What needs to be done
Quote the records that follow in full, leaving the pictures out.
▬▬▬
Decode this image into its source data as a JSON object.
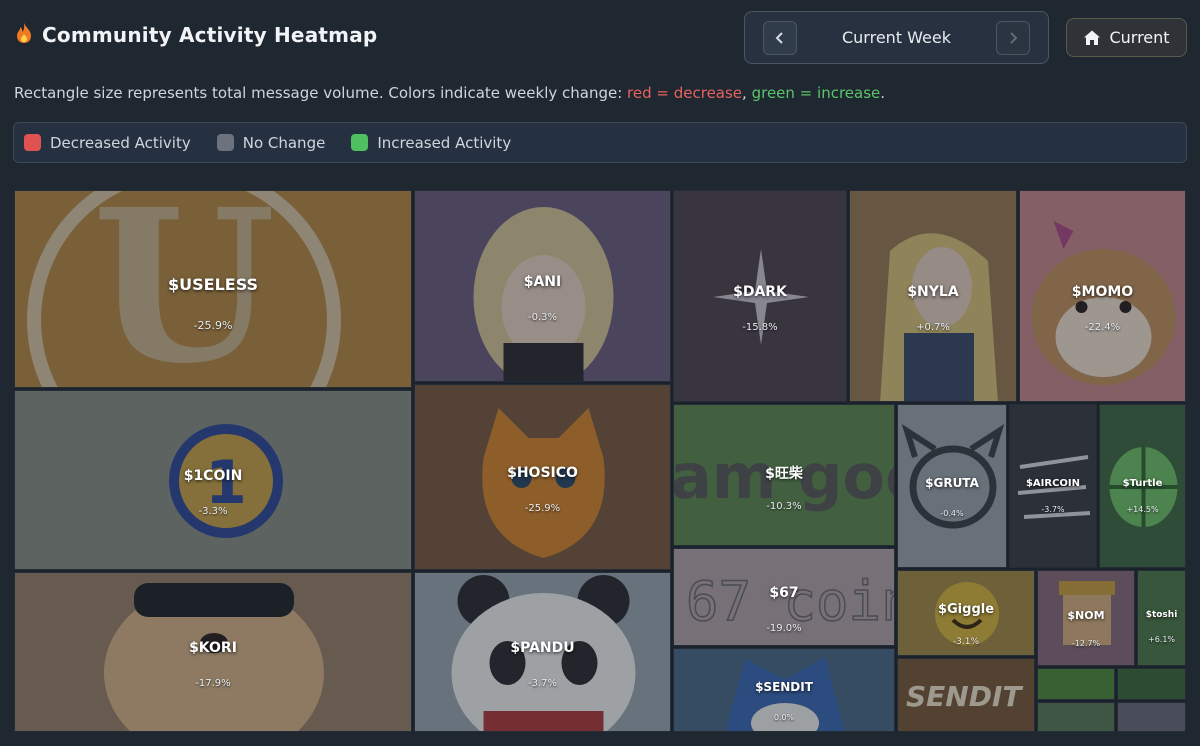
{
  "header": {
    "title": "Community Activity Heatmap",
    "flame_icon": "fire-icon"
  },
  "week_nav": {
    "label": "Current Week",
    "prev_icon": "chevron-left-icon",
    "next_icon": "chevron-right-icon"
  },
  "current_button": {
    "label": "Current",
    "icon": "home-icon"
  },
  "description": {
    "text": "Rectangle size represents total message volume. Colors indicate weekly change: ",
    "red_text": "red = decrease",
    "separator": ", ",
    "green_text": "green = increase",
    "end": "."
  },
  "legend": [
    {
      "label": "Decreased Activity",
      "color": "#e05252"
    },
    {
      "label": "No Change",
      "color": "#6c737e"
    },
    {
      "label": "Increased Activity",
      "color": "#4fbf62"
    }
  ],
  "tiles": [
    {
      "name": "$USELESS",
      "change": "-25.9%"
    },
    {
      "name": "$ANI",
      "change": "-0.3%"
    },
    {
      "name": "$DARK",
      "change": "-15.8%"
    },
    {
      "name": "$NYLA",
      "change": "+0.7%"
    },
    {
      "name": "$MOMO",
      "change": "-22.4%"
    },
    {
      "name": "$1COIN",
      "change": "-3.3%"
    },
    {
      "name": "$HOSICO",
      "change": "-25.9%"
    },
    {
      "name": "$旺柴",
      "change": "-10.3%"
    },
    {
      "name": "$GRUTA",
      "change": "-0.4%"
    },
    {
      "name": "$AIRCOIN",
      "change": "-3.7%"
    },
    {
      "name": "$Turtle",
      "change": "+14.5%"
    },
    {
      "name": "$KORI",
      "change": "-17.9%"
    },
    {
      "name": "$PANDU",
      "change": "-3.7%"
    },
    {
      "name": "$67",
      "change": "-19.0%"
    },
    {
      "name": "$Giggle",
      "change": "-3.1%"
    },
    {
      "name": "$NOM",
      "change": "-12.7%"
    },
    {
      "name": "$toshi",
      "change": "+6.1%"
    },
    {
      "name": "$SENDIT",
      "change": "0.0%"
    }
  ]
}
▬▬▬
Worked solution
Decode this image into its source data as a JSON object.
{
  "header": {
    "title": "Community Activity Heatmap",
    "flame_icon": "fire-icon"
  },
  "week_nav": {
    "label": "Current Week",
    "prev_icon": "chevron-left-icon",
    "next_icon": "chevron-right-icon"
  },
  "current_button": {
    "label": "Current",
    "icon": "home-icon"
  },
  "description": {
    "text": "Rectangle size represents total message volume. Colors indicate weekly change: ",
    "red_text": "red = decrease",
    "separator": ", ",
    "green_text": "green = increase",
    "end": "."
  },
  "legend": [
    {
      "label": "Decreased Activity",
      "color": "#e05252"
    },
    {
      "label": "No Change",
      "color": "#6c737e"
    },
    {
      "label": "Increased Activity",
      "color": "#4fbf62"
    }
  ],
  "tiles": [
    {
      "name": "$USELESS",
      "change": "-25.9%"
    },
    {
      "name": "$ANI",
      "change": "-0.3%"
    },
    {
      "name": "$DARK",
      "change": "-15.8%"
    },
    {
      "name": "$NYLA",
      "change": "+0.7%"
    },
    {
      "name": "$MOMO",
      "change": "-22.4%"
    },
    {
      "name": "$1COIN",
      "change": "-3.3%"
    },
    {
      "name": "$HOSICO",
      "change": "-25.9%"
    },
    {
      "name": "$旺柴",
      "change": "-10.3%"
    },
    {
      "name": "$GRUTA",
      "change": "-0.4%"
    },
    {
      "name": "$AIRCOIN",
      "change": "-3.7%"
    },
    {
      "name": "$Turtle",
      "change": "+14.5%"
    },
    {
      "name": "$KORI",
      "change": "-17.9%"
    },
    {
      "name": "$PANDU",
      "change": "-3.7%"
    },
    {
      "name": "$67",
      "change": "-19.0%"
    },
    {
      "name": "$Giggle",
      "change": "-3.1%"
    },
    {
      "name": "$NOM",
      "change": "-12.7%"
    },
    {
      "name": "$toshi",
      "change": "+6.1%"
    },
    {
      "name": "$SENDIT",
      "change": "0.0%"
    }
  ]
}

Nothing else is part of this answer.